» THE PROBLEM
Reproduce each of the following lines verbatim.

» TASK DATA
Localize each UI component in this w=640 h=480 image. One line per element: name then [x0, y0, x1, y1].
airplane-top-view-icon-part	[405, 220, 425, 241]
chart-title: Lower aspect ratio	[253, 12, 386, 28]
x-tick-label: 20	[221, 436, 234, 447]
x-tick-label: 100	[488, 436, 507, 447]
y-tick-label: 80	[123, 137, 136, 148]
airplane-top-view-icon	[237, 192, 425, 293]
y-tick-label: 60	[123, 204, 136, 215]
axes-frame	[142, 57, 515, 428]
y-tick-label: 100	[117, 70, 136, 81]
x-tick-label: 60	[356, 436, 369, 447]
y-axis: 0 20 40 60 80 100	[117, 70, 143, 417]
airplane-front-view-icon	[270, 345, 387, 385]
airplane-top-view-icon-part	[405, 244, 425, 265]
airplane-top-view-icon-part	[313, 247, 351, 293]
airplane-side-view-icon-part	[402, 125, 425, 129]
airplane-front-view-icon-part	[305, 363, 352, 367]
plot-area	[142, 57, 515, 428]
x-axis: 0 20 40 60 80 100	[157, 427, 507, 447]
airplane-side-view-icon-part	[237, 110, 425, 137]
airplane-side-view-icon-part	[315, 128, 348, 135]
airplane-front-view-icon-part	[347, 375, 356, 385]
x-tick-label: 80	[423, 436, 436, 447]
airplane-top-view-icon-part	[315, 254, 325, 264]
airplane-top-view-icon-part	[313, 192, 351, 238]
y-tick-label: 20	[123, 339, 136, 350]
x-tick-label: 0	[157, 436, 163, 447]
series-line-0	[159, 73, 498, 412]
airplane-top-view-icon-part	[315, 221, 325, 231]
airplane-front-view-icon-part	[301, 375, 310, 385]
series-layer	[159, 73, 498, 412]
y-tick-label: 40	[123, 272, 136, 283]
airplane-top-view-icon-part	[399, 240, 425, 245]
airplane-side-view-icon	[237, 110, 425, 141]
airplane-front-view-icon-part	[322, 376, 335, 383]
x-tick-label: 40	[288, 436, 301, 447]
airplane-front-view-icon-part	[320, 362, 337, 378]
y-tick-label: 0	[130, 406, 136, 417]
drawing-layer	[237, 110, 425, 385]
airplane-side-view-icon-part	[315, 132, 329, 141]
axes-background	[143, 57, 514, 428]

» FINAL RESULT
Localize each UI component in this w=640 h=480 image. One line per element: name then [x0, y0, x1, y1].
airplane-top-view-icon-part	[405, 220, 425, 241]
chart-title: Lower aspect ratio	[253, 12, 386, 28]
x-tick-label: 20	[221, 436, 234, 447]
x-tick-label: 100	[488, 436, 507, 447]
y-tick-label: 80	[123, 137, 136, 148]
airplane-top-view-icon	[237, 192, 425, 293]
y-tick-label: 60	[123, 204, 136, 215]
axes-frame	[142, 57, 515, 428]
y-tick-label: 100	[117, 70, 136, 81]
x-tick-label: 60	[356, 436, 369, 447]
y-axis: 0 20 40 60 80 100	[117, 70, 143, 417]
airplane-front-view-icon	[270, 345, 387, 385]
airplane-top-view-icon-part	[405, 244, 425, 265]
airplane-top-view-icon-part	[313, 247, 351, 293]
airplane-side-view-icon-part	[402, 125, 425, 129]
airplane-front-view-icon-part	[305, 363, 352, 367]
plot-area	[142, 57, 515, 428]
x-axis: 0 20 40 60 80 100	[157, 427, 507, 447]
airplane-side-view-icon-part	[237, 110, 425, 137]
airplane-side-view-icon-part	[315, 128, 348, 135]
airplane-front-view-icon-part	[347, 375, 356, 385]
x-tick-label: 80	[423, 436, 436, 447]
airplane-top-view-icon-part	[315, 254, 325, 264]
airplane-top-view-icon-part	[313, 192, 351, 238]
y-tick-label: 20	[123, 339, 136, 350]
x-tick-label: 0	[157, 436, 163, 447]
series-line-0	[159, 73, 498, 412]
airplane-top-view-icon-part	[315, 221, 325, 231]
airplane-front-view-icon-part	[301, 375, 310, 385]
series-layer	[159, 73, 498, 412]
y-tick-label: 40	[123, 272, 136, 283]
airplane-top-view-icon-part	[399, 240, 425, 245]
airplane-side-view-icon	[237, 110, 425, 141]
airplane-front-view-icon-part	[322, 376, 335, 383]
x-tick-label: 40	[288, 436, 301, 447]
airplane-front-view-icon-part	[320, 362, 337, 378]
y-tick-label: 0	[130, 406, 136, 417]
drawing-layer	[237, 110, 425, 385]
airplane-side-view-icon-part	[315, 132, 329, 141]
axes-background	[143, 57, 514, 428]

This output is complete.